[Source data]
----------

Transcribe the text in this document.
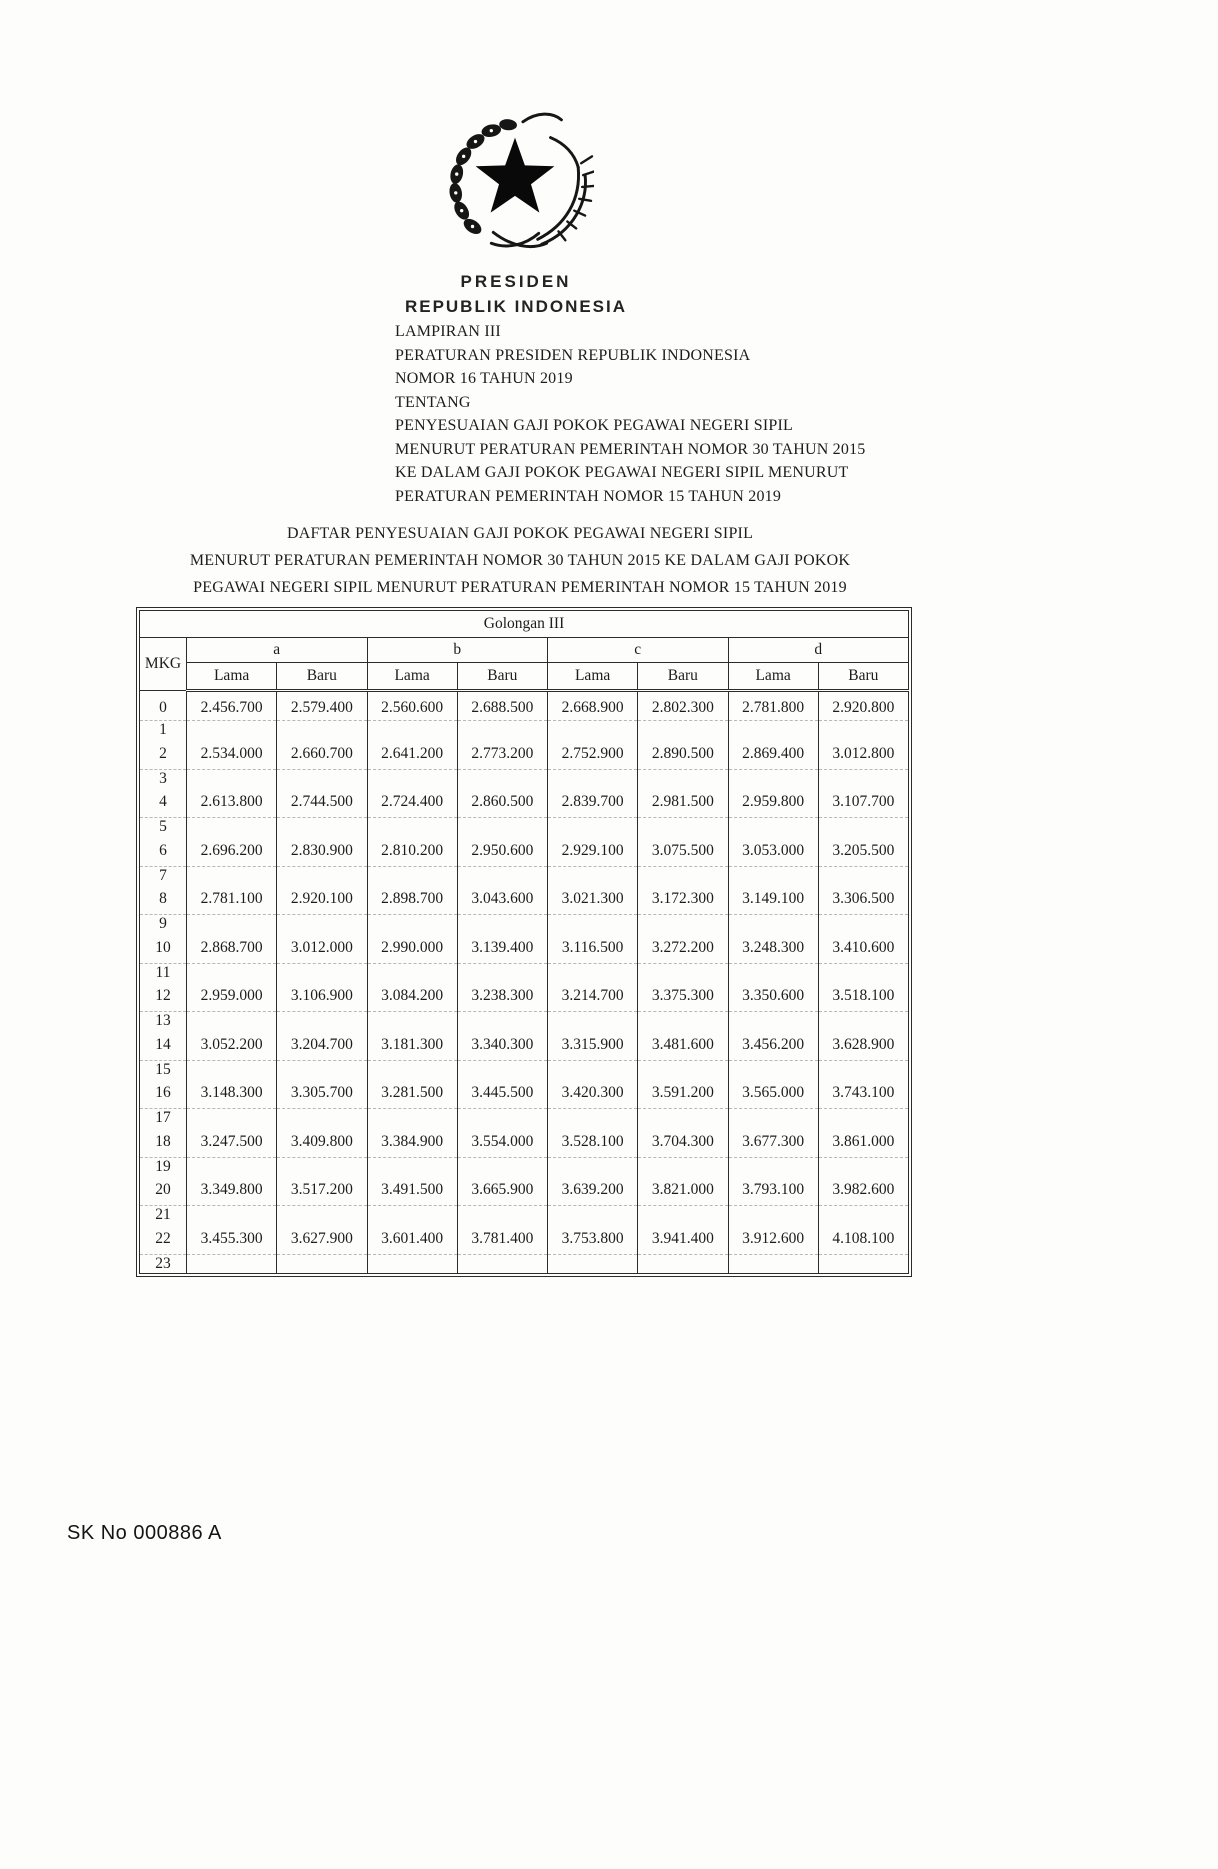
PRESIDEN
REPUBLIK INDONESIA
LAMPIRAN III
PERATURAN PRESIDEN REPUBLIK INDONESIA
NOMOR 16 TAHUN 2019
TENTANG
PENYESUAIAN GAJI POKOK PEGAWAI NEGERI SIPIL
MENURUT PERATURAN PEMERINTAH NOMOR 30 TAHUN 2015
KE DALAM GAJI POKOK PEGAWAI NEGERI SIPIL MENURUT
PERATURAN PEMERINTAH NOMOR 15 TAHUN 2019
DAFTAR PENYESUAIAN GAJI POKOK PEGAWAI NEGERI SIPIL
MENURUT PERATURAN PEMERINTAH NOMOR 30 TAHUN 2015 KE DALAM GAJI POKOK
PEGAWAI NEGERI SIPIL MENURUT PERATURAN PEMERINTAH NOMOR 15 TAHUN 2019
Golongan III								
MKG	a		b		c		d	
	Lama	Baru	Lama	Baru	Lama	Baru	Lama	Baru
0	2.456.700	2.579.400	2.560.600	2.688.500	2.668.900	2.802.300	2.781.800	2.920.800
1								
2	2.534.000	2.660.700	2.641.200	2.773.200	2.752.900	2.890.500	2.869.400	3.012.800
3								
4	2.613.800	2.744.500	2.724.400	2.860.500	2.839.700	2.981.500	2.959.800	3.107.700
5								
6	2.696.200	2.830.900	2.810.200	2.950.600	2.929.100	3.075.500	3.053.000	3.205.500
7								
8	2.781.100	2.920.100	2.898.700	3.043.600	3.021.300	3.172.300	3.149.100	3.306.500
9								
10	2.868.700	3.012.000	2.990.000	3.139.400	3.116.500	3.272.200	3.248.300	3.410.600
11								
12	2.959.000	3.106.900	3.084.200	3.238.300	3.214.700	3.375.300	3.350.600	3.518.100
13								
14	3.052.200	3.204.700	3.181.300	3.340.300	3.315.900	3.481.600	3.456.200	3.628.900
15								
16	3.148.300	3.305.700	3.281.500	3.445.500	3.420.300	3.591.200	3.565.000	3.743.100
17								
18	3.247.500	3.409.800	3.384.900	3.554.000	3.528.100	3.704.300	3.677.300	3.861.000
19								
20	3.349.800	3.517.200	3.491.500	3.665.900	3.639.200	3.821.000	3.793.100	3.982.600
21								
22	3.455.300	3.627.900	3.601.400	3.781.400	3.753.800	3.941.400	3.912.600	4.108.100
23								
SK No 000886 A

----------

- What is expected -
From the records above, pick out and copy each line holding the word "GAJI".

- Result for this exercise -
PENYESUAIAN GAJI POKOK PEGAWAI NEGERI SIPIL
KE DALAM GAJI POKOK PEGAWAI NEGERI SIPIL MENURUT
DAFTAR PENYESUAIAN GAJI POKOK PEGAWAI NEGERI SIPIL
MENURUT PERATURAN PEMERINTAH NOMOR 30 TAHUN 2015 KE DALAM GAJI POKOK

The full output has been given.